EXCERPTED PASSAGE →
On December 25th 2020, Christmas Day in much of the world, Ruby 3 was released. The timing might seem unusual, but it’s part of an ongoing tradition of annual Ruby releases as a kind of high tech Xmas gift to the world. The team’s hit their December 25th release date every year since Ruby 2, released in 2013, making their current shipping streak an impressive eight in a row.
In 015 I wrote about the upcoming type annotation system in Ruby 3. In short, it’s great that Ruby finally has one, but between the annotations being in a separate .rbs
file and no prescribed static checking tool, Ruby 3’s is roughly the software equivalent of homeopathy, and will push standardization on a common language toolchain years into the future. Still, types (and type annotations) are good, and it’s progress nonetheless.
Typing aside, Ruby 3 came with some other interesting additions. Most notably is that of Ractors (“Ruby actors”), a new concurrency feature in the language, and what could fairly be called its first true abstraction for parallelism 1. They’re still in their infancy and not yet broadly usable, but could be a major turning point in Ruby’s trajectory.

(Stored entries)
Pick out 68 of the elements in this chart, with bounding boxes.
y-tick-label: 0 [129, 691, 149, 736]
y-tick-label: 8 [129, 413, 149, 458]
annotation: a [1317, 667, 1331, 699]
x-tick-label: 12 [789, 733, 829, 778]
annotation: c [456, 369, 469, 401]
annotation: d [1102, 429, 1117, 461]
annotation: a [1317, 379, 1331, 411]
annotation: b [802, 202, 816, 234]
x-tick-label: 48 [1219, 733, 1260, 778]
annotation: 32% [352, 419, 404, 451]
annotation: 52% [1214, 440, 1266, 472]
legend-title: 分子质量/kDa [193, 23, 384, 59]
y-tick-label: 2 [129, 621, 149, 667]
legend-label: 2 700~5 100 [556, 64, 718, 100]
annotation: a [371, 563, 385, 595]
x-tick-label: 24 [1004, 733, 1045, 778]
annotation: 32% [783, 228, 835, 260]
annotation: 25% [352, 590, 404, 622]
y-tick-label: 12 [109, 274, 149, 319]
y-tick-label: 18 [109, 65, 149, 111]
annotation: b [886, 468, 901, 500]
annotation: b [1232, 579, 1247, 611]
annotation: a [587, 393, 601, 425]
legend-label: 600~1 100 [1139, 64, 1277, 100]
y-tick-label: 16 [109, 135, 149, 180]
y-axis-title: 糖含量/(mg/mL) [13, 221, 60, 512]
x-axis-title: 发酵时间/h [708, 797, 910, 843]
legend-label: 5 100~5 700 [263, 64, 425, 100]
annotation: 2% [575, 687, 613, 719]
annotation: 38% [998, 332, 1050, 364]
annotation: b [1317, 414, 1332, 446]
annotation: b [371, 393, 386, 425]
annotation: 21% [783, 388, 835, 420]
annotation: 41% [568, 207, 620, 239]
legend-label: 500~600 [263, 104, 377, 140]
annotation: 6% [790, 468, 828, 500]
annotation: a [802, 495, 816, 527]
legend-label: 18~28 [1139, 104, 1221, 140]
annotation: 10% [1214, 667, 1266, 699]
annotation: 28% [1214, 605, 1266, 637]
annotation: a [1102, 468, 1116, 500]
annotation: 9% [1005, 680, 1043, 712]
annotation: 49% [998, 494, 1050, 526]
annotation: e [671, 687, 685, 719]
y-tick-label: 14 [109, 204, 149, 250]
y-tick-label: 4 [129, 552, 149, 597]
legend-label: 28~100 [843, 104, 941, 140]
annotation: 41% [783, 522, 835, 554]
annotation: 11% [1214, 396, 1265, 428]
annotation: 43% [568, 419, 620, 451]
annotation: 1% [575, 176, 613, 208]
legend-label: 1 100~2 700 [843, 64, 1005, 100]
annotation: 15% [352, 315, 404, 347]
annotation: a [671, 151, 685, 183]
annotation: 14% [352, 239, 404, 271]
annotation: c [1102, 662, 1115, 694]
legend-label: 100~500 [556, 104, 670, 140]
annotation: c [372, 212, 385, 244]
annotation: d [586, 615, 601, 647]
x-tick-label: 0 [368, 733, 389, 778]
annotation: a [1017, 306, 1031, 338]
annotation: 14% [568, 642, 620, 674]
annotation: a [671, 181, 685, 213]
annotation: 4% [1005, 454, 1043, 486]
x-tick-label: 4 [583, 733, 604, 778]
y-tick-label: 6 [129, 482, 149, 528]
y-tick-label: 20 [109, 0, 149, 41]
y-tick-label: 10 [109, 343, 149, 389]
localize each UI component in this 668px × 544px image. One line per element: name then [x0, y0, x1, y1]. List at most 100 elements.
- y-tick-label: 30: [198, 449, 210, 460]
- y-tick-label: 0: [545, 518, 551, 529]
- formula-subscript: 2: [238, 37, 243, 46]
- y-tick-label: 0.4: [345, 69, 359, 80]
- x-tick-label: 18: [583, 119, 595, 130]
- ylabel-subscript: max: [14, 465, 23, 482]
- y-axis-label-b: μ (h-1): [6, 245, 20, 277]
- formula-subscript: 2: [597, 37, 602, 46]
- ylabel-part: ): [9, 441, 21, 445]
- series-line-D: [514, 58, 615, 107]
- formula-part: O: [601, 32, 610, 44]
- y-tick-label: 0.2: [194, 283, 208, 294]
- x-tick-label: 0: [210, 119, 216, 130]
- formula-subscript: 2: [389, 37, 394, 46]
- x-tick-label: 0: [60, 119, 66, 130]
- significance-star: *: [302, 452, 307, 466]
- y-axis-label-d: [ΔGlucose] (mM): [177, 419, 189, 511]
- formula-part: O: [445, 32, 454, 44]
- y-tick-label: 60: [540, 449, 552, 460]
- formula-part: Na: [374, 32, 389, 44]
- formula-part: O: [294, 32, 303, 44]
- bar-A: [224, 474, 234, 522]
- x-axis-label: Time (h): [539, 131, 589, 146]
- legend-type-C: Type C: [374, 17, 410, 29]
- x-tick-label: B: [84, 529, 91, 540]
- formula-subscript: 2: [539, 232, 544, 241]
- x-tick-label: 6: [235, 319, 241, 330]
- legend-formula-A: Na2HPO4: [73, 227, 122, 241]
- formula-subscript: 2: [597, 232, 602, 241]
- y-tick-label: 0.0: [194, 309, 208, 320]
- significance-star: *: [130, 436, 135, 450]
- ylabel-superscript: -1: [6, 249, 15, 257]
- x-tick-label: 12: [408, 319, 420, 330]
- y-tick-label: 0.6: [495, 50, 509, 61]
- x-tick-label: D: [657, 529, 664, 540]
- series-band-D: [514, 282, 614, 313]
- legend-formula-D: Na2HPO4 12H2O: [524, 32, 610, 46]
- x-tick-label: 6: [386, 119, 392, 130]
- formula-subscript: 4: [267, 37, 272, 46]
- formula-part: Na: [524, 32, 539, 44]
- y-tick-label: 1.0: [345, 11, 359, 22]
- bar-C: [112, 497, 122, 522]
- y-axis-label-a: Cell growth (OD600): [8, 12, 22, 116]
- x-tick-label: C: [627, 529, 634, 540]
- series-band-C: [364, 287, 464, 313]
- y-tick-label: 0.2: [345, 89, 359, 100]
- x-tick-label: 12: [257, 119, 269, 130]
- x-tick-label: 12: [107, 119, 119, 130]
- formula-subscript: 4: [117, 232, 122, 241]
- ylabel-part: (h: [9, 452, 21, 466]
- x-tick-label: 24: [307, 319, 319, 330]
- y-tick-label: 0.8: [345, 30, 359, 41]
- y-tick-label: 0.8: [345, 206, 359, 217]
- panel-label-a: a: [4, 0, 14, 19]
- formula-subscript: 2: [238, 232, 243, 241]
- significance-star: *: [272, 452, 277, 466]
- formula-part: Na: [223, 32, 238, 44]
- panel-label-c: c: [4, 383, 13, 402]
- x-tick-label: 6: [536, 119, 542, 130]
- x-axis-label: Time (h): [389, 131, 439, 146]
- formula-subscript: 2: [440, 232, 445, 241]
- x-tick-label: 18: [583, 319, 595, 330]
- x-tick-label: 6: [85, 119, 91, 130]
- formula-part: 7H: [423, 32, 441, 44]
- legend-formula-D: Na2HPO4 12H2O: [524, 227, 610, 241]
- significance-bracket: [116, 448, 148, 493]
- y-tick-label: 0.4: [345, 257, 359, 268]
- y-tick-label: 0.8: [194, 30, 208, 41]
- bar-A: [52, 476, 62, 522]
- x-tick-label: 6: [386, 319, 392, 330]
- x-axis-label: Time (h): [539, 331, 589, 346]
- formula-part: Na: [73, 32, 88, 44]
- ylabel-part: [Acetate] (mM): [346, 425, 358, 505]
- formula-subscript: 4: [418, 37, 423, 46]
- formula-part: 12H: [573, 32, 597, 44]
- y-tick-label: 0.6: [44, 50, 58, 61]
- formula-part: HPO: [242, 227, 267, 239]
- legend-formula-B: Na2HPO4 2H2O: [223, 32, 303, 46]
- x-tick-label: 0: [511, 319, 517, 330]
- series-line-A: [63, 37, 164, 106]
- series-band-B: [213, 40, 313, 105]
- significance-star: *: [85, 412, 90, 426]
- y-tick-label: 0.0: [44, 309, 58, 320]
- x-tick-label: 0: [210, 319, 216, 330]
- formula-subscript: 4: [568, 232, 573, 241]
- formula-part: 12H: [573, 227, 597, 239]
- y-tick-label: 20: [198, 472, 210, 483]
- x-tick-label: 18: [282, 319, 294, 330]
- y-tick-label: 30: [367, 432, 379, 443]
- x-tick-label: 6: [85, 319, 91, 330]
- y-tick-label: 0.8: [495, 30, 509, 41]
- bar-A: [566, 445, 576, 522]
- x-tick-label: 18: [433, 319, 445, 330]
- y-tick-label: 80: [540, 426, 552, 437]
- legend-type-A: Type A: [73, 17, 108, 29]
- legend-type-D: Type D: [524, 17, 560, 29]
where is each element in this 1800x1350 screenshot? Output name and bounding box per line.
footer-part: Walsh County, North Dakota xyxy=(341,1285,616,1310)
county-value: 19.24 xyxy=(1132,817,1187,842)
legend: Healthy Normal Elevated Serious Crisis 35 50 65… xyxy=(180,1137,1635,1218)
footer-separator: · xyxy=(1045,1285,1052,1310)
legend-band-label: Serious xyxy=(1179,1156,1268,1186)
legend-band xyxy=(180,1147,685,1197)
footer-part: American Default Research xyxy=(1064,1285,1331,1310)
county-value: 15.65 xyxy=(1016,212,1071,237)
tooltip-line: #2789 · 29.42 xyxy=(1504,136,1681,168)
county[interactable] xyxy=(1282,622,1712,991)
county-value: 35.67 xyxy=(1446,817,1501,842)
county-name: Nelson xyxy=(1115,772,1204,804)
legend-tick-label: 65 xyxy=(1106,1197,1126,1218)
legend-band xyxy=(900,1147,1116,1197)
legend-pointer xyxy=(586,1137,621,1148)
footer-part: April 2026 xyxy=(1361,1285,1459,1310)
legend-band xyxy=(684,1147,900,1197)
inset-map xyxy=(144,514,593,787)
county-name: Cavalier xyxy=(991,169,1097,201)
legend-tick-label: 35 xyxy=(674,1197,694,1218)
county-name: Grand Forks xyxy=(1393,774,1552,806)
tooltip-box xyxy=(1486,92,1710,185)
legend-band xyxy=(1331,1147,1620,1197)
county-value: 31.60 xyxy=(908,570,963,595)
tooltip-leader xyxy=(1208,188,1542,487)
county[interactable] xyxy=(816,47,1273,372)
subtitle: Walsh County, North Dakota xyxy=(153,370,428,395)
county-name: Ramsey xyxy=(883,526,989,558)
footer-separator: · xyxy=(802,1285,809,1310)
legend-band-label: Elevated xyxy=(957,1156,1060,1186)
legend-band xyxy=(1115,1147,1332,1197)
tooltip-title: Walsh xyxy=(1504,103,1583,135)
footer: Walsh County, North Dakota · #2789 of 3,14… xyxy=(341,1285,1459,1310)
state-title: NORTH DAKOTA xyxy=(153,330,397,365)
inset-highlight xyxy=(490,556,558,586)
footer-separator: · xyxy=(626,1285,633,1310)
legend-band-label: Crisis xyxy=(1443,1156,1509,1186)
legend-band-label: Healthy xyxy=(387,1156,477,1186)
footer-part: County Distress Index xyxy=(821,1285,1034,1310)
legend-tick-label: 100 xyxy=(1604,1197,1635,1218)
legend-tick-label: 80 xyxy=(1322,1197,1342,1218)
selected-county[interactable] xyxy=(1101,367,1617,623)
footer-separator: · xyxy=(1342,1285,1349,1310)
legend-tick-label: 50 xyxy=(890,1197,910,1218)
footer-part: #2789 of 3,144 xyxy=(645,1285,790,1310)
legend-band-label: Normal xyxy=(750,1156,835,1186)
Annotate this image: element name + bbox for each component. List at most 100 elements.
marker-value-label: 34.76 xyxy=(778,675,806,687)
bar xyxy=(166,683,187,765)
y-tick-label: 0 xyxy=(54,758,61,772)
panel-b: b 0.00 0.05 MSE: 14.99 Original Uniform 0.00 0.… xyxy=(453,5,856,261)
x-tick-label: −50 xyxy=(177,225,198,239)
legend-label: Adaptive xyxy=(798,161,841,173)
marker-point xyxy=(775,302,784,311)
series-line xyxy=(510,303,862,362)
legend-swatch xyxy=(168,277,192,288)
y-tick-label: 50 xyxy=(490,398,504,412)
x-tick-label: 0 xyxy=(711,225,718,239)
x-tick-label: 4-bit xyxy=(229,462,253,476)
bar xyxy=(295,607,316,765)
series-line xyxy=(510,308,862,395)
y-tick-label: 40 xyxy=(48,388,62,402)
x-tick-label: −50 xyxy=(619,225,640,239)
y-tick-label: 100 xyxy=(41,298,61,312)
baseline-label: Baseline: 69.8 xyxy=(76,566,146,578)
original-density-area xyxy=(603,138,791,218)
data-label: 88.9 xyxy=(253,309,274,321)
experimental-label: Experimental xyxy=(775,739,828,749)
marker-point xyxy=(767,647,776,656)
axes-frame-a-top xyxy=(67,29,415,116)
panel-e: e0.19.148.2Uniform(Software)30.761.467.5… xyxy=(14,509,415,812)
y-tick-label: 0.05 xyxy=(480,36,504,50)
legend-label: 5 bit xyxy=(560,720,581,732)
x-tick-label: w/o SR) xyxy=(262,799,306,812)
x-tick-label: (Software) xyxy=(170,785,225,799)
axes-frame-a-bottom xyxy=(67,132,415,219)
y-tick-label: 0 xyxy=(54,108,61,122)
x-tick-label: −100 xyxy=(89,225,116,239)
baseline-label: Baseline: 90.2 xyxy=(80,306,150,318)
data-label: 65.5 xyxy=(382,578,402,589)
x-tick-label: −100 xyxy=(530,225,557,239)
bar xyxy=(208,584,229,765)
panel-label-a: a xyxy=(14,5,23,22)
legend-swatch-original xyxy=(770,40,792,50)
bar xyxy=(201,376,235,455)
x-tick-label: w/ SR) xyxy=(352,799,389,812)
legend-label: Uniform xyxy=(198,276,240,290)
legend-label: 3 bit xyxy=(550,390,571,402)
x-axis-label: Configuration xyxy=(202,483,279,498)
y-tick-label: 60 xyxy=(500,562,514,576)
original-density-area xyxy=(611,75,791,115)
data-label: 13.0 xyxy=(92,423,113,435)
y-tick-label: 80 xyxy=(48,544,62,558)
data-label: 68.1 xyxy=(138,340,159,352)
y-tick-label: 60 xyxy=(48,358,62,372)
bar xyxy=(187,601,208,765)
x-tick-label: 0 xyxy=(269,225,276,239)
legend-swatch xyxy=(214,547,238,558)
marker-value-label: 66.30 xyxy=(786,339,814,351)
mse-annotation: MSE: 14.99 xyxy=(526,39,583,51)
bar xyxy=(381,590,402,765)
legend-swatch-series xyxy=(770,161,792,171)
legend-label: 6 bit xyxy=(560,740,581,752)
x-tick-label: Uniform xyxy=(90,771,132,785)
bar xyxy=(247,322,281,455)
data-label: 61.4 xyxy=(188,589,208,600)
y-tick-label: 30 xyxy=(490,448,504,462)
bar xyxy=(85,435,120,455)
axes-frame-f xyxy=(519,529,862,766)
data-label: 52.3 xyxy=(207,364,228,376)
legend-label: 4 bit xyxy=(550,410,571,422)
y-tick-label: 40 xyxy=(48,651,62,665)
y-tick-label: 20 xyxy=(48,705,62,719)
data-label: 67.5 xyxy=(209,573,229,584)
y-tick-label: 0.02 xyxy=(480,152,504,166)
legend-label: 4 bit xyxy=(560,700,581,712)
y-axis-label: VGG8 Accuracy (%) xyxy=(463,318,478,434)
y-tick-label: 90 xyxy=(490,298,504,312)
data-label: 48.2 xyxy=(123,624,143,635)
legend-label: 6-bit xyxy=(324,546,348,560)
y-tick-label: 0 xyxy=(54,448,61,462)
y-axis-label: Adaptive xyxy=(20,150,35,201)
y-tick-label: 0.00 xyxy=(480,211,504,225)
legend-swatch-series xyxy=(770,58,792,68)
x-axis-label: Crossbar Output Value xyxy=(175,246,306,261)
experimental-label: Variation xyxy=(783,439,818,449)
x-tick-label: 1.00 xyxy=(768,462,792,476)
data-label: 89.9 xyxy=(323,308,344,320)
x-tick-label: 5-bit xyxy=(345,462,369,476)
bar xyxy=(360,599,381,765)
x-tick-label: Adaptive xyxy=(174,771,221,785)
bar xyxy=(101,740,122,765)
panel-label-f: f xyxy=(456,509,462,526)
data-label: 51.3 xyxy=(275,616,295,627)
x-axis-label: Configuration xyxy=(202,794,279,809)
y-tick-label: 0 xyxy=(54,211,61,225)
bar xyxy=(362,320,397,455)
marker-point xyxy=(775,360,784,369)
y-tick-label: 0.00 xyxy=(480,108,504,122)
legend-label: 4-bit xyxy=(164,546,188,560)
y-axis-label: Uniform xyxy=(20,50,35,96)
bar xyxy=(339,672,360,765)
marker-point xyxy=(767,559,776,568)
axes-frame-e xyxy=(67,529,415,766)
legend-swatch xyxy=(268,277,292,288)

TO-DO LIST →
a) Could you write out the rows word for word, starting with the first row and stopping after the row that contains "legend-label: 18~28 [1139, 104, 1221, 140]"?
b) Can you continue the passage on the Ruby 3 release, picking up after its final sentence?

ANSWERS FOR THE EXERCISE →
a)
Pick out 68 of the elements in this chart, with bounding boxes.
y-tick-label: 0 [129, 691, 149, 736]
y-tick-label: 8 [129, 413, 149, 458]
annotation: a [1317, 667, 1331, 699]
x-tick-label: 12 [789, 733, 829, 778]
annotation: c [456, 369, 469, 401]
annotation: d [1102, 429, 1117, 461]
annotation: a [1317, 379, 1331, 411]
annotation: b [802, 202, 816, 234]
x-tick-label: 48 [1219, 733, 1260, 778]
annotation: 32% [352, 419, 404, 451]
annotation: 52% [1214, 440, 1266, 472]
legend-title: 分子质量/kDa [193, 23, 384, 59]
y-tick-label: 2 [129, 621, 149, 667]
legend-label: 2 700~5 100 [556, 64, 718, 100]
annotation: a [371, 563, 385, 595]
x-tick-label: 24 [1004, 733, 1045, 778]
annotation: 32% [783, 228, 835, 260]
annotation: 25% [352, 590, 404, 622]
y-tick-label: 12 [109, 274, 149, 319]
y-tick-label: 18 [109, 65, 149, 111]
annotation: b [886, 468, 901, 500]
annotation: b [1232, 579, 1247, 611]
annotation: a [587, 393, 601, 425]
legend-label: 600~1 100 [1139, 64, 1277, 100]
y-tick-label: 16 [109, 135, 149, 180]
y-axis-title: 糖含量/(mg/mL) [13, 221, 60, 512]
x-axis-title: 发酵时间/h [708, 797, 910, 843]
legend-label: 5 100~5 700 [263, 64, 425, 100]
annotation: 2% [575, 687, 613, 719]
annotation: 38% [998, 332, 1050, 364]
annotation: b [1317, 414, 1332, 446]
annotation: b [371, 393, 386, 425]
annotation: 21% [783, 388, 835, 420]
annotation: 41% [568, 207, 620, 239]
legend-label: 500~600 [263, 104, 377, 140]
annotation: 6% [790, 468, 828, 500]
annotation: a [802, 495, 816, 527]
legend-label: 18~28 [1139, 104, 1221, 140]

b)
Brief intermission: Welcome to Nanoglyph, a weekly newsletter about parallel computing and spruce trees. If you’re reading this on the web, and you wouldn’t mind seeing more posts like this one, you can subscribe here.
(If you’re a well-versed Rubyist you might want to skip this section as you’ve probably been hearing about the GIL for the last decade or two.)
Let’s look at a simple Ruby program to calculate a Fibonacci Sequence:
def fib(n)
new, old = 1, 0
n.times { new, old = new + old, new }
old
end
3000.times.each do |i|
fib(i)
end
And then the same thing again, but in this case to divide the workload across two threads:
t1 = Thread.new do
3000.times.each do |i|
fib(i) if i % 2 == 0
end
end
t2 = Thread.new do
3000.times.each do |i|
fib(i) if i % 2 == 1
end
end
t1.join
t2.join
Now we run them. This is a job that should parallelize nicely, so given any modern computer that has more parallel cores than it knows what to do with, program #2 should be roughly twice as fast right?
Non-threaded (program #1):
$ time ruby main.rb
real 1.00s
user 0.94s
sys 0.04s
Threaded (program #2):
$ time ruby main.rb
real 1.06s
user 1.00s
sys 0.04s
Threading isn’t only not faster, but it even clocks in slower than the single-threaded version in this example. We could even make this a 4, 8, or 16-thread variant, and none would do any better. What could possibly be happening here?
The answer: despite having the usual constructs like threads that would make you think otherwise, Ruby may be a concurrent language, but it’s not a parallel one. A Global Interpreter Lock (GIL) ensures that Ruby in only place is running at any given time. The case above performs badly because despite threads, every operation is running sequentially.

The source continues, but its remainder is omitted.